Denis Kramar

Personal information
- Full name: Denis Kramar
- Date of birth: 7 November 1991 (age 34)
- Place of birth: Murska Sobota, Slovenia
- Height: 1.85 m (6 ft 1 in)
- Position: Centre back

Team information
- Current team: SV Heiligenkreuz
- Number: 4

Youth career
- 0000–2009: Celje
- 2009–2010: Rudar Velenje

Senior career*
- Years: Team / Apps / (Gls)
- 2009–2011: Rudar Velenje / 2 / (0)
- 2010–2011: → Šmartno 1928 (loan) / 20 / (3)
- 2011–2013: Mura 05 / 27 / (1)
- 2012: → Ljutomer (loan) / 1 / (0)
- 2013: Widzew Łódź / 3 / (0)
- 2013–2014: EN Paralimni / 0 / (0)
- 2014–2015: Getafe B / 13 / (0)
- 2015: → Perth Glory (loan) / 6 / (1)
*-*-*
Action item.
Carry the Denis Kramar profile forward from its final line. The entries bear no relation to the Denis Kramar profile.
*-*-*
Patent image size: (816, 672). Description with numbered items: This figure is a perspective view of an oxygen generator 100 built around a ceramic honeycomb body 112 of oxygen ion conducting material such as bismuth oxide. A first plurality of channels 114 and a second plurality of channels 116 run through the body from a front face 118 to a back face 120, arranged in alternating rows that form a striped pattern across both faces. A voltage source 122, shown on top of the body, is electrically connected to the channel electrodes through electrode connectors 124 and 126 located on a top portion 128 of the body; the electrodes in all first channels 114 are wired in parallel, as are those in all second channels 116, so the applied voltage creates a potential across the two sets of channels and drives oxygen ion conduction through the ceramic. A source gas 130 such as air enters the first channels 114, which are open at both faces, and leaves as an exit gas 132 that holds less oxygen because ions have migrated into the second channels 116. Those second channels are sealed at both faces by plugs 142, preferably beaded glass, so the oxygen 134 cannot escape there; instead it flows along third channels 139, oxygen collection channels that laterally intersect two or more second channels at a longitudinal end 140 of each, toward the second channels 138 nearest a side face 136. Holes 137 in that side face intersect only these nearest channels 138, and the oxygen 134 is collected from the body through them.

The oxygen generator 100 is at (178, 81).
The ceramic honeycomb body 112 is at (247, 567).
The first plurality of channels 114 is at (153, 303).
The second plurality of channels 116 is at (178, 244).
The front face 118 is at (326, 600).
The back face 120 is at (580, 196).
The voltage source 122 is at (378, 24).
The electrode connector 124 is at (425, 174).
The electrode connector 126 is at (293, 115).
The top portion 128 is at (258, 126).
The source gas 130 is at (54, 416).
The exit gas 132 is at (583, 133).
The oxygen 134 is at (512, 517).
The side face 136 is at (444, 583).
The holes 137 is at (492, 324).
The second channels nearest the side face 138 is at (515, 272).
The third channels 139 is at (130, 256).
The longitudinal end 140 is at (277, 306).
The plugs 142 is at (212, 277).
*-*-*
Reply to the task.
- 2016: Sarajevo / 5 / (0)
- 2016–2017: Víkingur Ólafsvík / 8 / (0)
- 2017–2018: FC Bad Radkersburg / 26 / (3)
- 2018–2019: SC Weiz / 26 / (3)
- 2019: Lafnitz Ama / 7 / (0)
- 2020: Beltinci / 0 / (0)
- 2020–2022: SC Weiz / 38 / (2)
- 2023–2024: SV Feldbach 1919 / 5 / (2)
- 2024: Drava Ptuj
- 2024–: SV Heiligenkreuz / 11 / (0)

International career
- 2007: Slovenia U16 / 4 / (0)

= Denis Kramar =

Slovenian footballer (born 1991)

Denis Kramar (born 7 November 1991) is a Slovenian footballer who plays for Austrian club SV Heiligenkreuz as a defender.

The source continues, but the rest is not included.